╭─ Given records

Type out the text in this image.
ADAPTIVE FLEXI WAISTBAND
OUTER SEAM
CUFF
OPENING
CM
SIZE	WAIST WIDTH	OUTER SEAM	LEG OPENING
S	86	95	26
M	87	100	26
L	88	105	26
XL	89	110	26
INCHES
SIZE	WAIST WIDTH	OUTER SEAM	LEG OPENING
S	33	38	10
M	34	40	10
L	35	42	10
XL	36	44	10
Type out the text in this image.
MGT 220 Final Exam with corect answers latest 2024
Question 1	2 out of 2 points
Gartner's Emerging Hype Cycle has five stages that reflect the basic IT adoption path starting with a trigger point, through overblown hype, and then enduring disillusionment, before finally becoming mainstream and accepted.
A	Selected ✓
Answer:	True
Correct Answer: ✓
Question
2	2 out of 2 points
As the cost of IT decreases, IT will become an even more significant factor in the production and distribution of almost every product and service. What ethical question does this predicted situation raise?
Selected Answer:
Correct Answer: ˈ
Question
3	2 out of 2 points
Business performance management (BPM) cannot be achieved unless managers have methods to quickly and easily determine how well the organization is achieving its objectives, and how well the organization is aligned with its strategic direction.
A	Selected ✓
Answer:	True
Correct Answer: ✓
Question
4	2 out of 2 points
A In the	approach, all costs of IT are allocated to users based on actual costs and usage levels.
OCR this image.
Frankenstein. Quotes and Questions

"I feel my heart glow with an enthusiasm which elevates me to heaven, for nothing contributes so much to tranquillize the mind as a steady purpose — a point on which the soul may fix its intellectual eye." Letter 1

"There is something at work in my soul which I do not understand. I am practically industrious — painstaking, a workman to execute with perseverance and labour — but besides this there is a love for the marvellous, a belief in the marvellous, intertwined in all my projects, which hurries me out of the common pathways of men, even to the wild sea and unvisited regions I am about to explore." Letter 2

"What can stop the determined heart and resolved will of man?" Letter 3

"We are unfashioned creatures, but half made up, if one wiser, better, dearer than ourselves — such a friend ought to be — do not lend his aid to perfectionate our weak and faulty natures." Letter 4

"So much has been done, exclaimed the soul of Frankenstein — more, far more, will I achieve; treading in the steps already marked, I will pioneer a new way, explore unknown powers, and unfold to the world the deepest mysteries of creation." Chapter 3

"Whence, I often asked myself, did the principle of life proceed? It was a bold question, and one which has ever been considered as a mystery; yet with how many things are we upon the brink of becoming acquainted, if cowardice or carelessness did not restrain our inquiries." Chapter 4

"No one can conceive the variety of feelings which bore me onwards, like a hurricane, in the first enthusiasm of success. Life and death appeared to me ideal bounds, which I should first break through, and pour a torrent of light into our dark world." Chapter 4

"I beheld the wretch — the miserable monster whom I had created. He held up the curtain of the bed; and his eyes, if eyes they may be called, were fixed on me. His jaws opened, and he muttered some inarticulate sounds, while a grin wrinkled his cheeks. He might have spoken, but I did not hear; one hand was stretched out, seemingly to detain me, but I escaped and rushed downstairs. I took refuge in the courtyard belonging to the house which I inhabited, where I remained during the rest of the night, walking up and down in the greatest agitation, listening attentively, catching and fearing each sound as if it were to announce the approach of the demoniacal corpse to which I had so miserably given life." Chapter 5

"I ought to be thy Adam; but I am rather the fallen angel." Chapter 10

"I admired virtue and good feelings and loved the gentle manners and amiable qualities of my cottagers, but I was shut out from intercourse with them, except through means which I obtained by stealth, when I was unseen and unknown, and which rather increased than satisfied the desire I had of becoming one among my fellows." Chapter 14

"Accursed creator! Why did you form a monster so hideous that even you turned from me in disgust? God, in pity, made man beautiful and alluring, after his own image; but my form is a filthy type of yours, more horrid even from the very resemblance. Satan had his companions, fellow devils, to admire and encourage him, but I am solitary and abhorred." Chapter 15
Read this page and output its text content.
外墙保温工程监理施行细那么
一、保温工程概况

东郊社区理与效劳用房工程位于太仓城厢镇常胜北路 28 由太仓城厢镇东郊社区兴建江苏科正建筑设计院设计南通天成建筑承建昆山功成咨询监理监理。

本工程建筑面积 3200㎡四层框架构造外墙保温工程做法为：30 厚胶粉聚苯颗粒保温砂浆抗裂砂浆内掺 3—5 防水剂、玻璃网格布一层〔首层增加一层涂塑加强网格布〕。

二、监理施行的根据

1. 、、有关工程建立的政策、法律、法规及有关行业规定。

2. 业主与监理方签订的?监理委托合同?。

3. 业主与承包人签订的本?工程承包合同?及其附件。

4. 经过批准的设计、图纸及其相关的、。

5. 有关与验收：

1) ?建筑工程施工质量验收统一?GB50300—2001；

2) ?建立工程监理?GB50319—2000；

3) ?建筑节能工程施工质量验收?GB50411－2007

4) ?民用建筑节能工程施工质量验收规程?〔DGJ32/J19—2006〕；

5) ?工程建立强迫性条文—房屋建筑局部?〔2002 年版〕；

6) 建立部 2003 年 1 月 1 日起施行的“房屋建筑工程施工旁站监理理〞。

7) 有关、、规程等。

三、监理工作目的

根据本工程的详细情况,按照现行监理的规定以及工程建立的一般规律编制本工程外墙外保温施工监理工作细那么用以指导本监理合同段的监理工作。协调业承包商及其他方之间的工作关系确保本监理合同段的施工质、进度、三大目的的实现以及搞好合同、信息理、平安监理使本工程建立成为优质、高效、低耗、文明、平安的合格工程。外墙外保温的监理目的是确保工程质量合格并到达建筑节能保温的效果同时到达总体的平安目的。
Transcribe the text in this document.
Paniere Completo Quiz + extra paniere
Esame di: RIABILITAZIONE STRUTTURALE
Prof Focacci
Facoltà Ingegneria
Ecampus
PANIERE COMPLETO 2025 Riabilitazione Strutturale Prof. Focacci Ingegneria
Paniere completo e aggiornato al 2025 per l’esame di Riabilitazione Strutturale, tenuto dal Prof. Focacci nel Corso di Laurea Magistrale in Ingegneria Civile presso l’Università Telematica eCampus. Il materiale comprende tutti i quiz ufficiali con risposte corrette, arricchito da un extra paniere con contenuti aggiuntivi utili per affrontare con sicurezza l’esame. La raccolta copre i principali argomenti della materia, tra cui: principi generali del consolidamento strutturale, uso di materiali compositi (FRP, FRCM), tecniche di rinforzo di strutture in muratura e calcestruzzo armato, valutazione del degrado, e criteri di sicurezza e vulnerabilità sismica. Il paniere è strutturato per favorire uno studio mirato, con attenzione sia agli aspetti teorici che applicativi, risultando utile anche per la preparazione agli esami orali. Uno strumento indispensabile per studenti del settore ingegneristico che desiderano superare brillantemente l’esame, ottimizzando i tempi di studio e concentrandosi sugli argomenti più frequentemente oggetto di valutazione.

╰─

### Objective
Return the entries above exactly, each one complete.

### Written reply
Type out the text in this image.
ADAPTIVE FLEXI WAISTBAND
OUTER SEAM
CUFF
OPENING
CM
SIZE	WAIST WIDTH	OUTER SEAM	LEG OPENING
S	86	95	26
M	87	100	26
L	88	105	26
XL	89	110	26
INCHES
SIZE	WAIST WIDTH	OUTER SEAM	LEG OPENING
S	33	38	10
M	34	40	10
L	35	42	10
XL	36	44	10
Type out the text in this image.
MGT 220 Final Exam with corect answers latest 2024
Question 1	2 out of 2 points
Gartner's Emerging Hype Cycle has five stages that reflect the basic IT adoption path starting with a trigger point, through overblown hype, and then enduring disillusionment, before finally becoming mainstream and accepted.
A	Selected ✓
Answer:	True
Correct Answer: ✓
Question
2	2 out of 2 points
As the cost of IT decreases, IT will become an even more significant factor in the production and distribution of almost every product and service. What ethical question does this predicted situation raise?
Selected Answer:
Correct Answer: ˈ
Question
3	2 out of 2 points
Business performance management (BPM) cannot be achieved unless managers have methods to quickly and easily determine how well the organization is achieving its objectives, and how well the organization is aligned with its strategic direction.
A	Selected ✓
Answer:	True
Correct Answer: ✓
Question
4	2 out of 2 points
A In the	approach, all costs of IT are allocated to users based on actual costs and usage levels.
OCR this image.
Frankenstein. Quotes and Questions

"I feel my heart glow with an enthusiasm which elevates me to heaven, for nothing contributes so much to tranquillize the mind as a steady purpose — a point on which the soul may fix its intellectual eye." Letter 1

"There is something at work in my soul which I do not understand. I am practically industrious — painstaking, a workman to execute with perseverance and labour — but besides this there is a love for the marvellous, a belief in the marvellous, intertwined in all my projects, which hurries me out of the common pathways of men, even to the wild sea and unvisited regions I am about to explore." Letter 2

"What can stop the determined heart and resolved will of man?" Letter 3

"We are unfashioned creatures, but half made up, if one wiser, better, dearer than ourselves — such a friend ought to be — do not lend his aid to perfectionate our weak and faulty natures." Letter 4

"So much has been done, exclaimed the soul of Frankenstein — more, far more, will I achieve; treading in the steps already marked, I will pioneer a new way, explore unknown powers, and unfold to the world the deepest mysteries of creation." Chapter 3

"Whence, I often asked myself, did the principle of life proceed? It was a bold question, and one which has ever been considered as a mystery; yet with how many things are we upon the brink of becoming acquainted, if cowardice or carelessness did not restrain our inquiries." Chapter 4

"No one can conceive the variety of feelings which bore me onwards, like a hurricane, in the first enthusiasm of success. Life and death appeared to me ideal bounds, which I should first break through, and pour a torrent of light into our dark world." Chapter 4

"I beheld the wretch — the miserable monster whom I had created. He held up the curtain of the bed; and his eyes, if eyes they may be called, were fixed on me. His jaws opened, and he muttered some inarticulate sounds, while a grin wrinkled his cheeks. He might have spoken, but I did not hear; one hand was stretched out, seemingly to detain me, but I escaped and rushed downstairs. I took refuge in the courtyard belonging to the house which I inhabited, where I remained during the rest of the night, walking up and down in the greatest agitation, listening attentively, catching and fearing each sound as if it were to announce the approach of the demoniacal corpse to which I had so miserably given life." Chapter 5

"I ought to be thy Adam; but I am rather the fallen angel." Chapter 10

"I admired virtue and good feelings and loved the gentle manners and amiable qualities of my cottagers, but I was shut out from intercourse with them, except through means which I obtained by stealth, when I was unseen and unknown, and which rather increased than satisfied the desire I had of becoming one among my fellows." Chapter 14

"Accursed creator! Why did you form a monster so hideous that even you turned from me in disgust? God, in pity, made man beautiful and alluring, after his own image; but my form is a filthy type of yours, more horrid even from the very resemblance. Satan had his companions, fellow devils, to admire and encourage him, but I am solitary and abhorred." Chapter 15
Read this page and output its text content.
外墙保温工程监理施行细那么
一、保温工程概况

东郊社区理与效劳用房工程位于太仓城厢镇常胜北路 28 由太仓城厢镇东郊社区兴建江苏科正建筑设计院设计南通天成建筑承建昆山功成咨询监理监理。

本工程建筑面积 3200㎡四层框架构造外墙保温工程做法为：30 厚胶粉聚苯颗粒保温砂浆抗裂砂浆内掺 3—5 防水剂、玻璃网格布一层〔首层增加一层涂塑加强网格布〕。

二、监理施行的根据

1. 、、有关工程建立的政策、法律、法规及有关行业规定。

2. 业主与监理方签订的?监理委托合同?。

3. 业主与承包人签订的本?工程承包合同?及其附件。

4. 经过批准的设计、图纸及其相关的、。

5. 有关与验收：

1) ?建筑工程施工质量验收统一?GB50300—2001；

2) ?建立工程监理?GB50319—2000；

3) ?建筑节能工程施工质量验收?GB50411－2007

4) ?民用建筑节能工程施工质量验收规程?〔DGJ32/J19—2006〕；

5) ?工程建立强迫性条文—房屋建筑局部?〔2002 年版〕；

6) 建立部 2003 年 1 月 1 日起施行的“房屋建筑工程施工旁站监理理〞。

7) 有关、、规程等。

三、监理工作目的

根据本工程的详细情况,按照现行监理的规定以及工程建立的一般规律编制本工程外墙外保温施工监理工作细那么用以指导本监理合同段的监理工作。协调业承包商及其他方之间的工作关系确保本监理合同段的施工质、进度、三大目的的实现以及搞好合同、信息理、平安监理使本工程建立成为优质、高效、低耗、文明、平安的合格工程。外墙外保温的监理目的是确保工程质量合格并到达建筑节能保温的效果同时到达总体的平安目的。
Transcribe the text in this document.
Paniere Completo Quiz + extra paniere
Esame di: RIABILITAZIONE STRUTTURALE
Prof Focacci
Facoltà Ingegneria
Ecampus
PANIERE COMPLETO 2025 Riabilitazione Strutturale Prof. Focacci Ingegneria
Paniere completo e aggiornato al 2025 per l’esame di Riabilitazione Strutturale, tenuto dal Prof. Focacci nel Corso di Laurea Magistrale in Ingegneria Civile presso l’Università Telematica eCampus. Il materiale comprende tutti i quiz ufficiali con risposte corrette, arricchito da un extra paniere con contenuti aggiuntivi utili per affrontare con sicurezza l’esame. La raccolta copre i principali argomenti della materia, tra cui: principi generali del consolidamento strutturale, uso di materiali compositi (FRP, FRCM), tecniche di rinforzo di strutture in muratura e calcestruzzo armato, valutazione del degrado, e criteri di sicurezza e vulnerabilità sismica. Il paniere è strutturato per favorire uno studio mirato, con attenzione sia agli aspetti teorici che applicativi, risultando utile anche per la preparazione agli esami orali. Uno strumento indispensabile per studenti del settore ingegneristico che desiderano superare brillantemente l’esame, ottimizzando i tempi di studio e concentrandosi sugli argomenti più frequentemente oggetto di valutazione.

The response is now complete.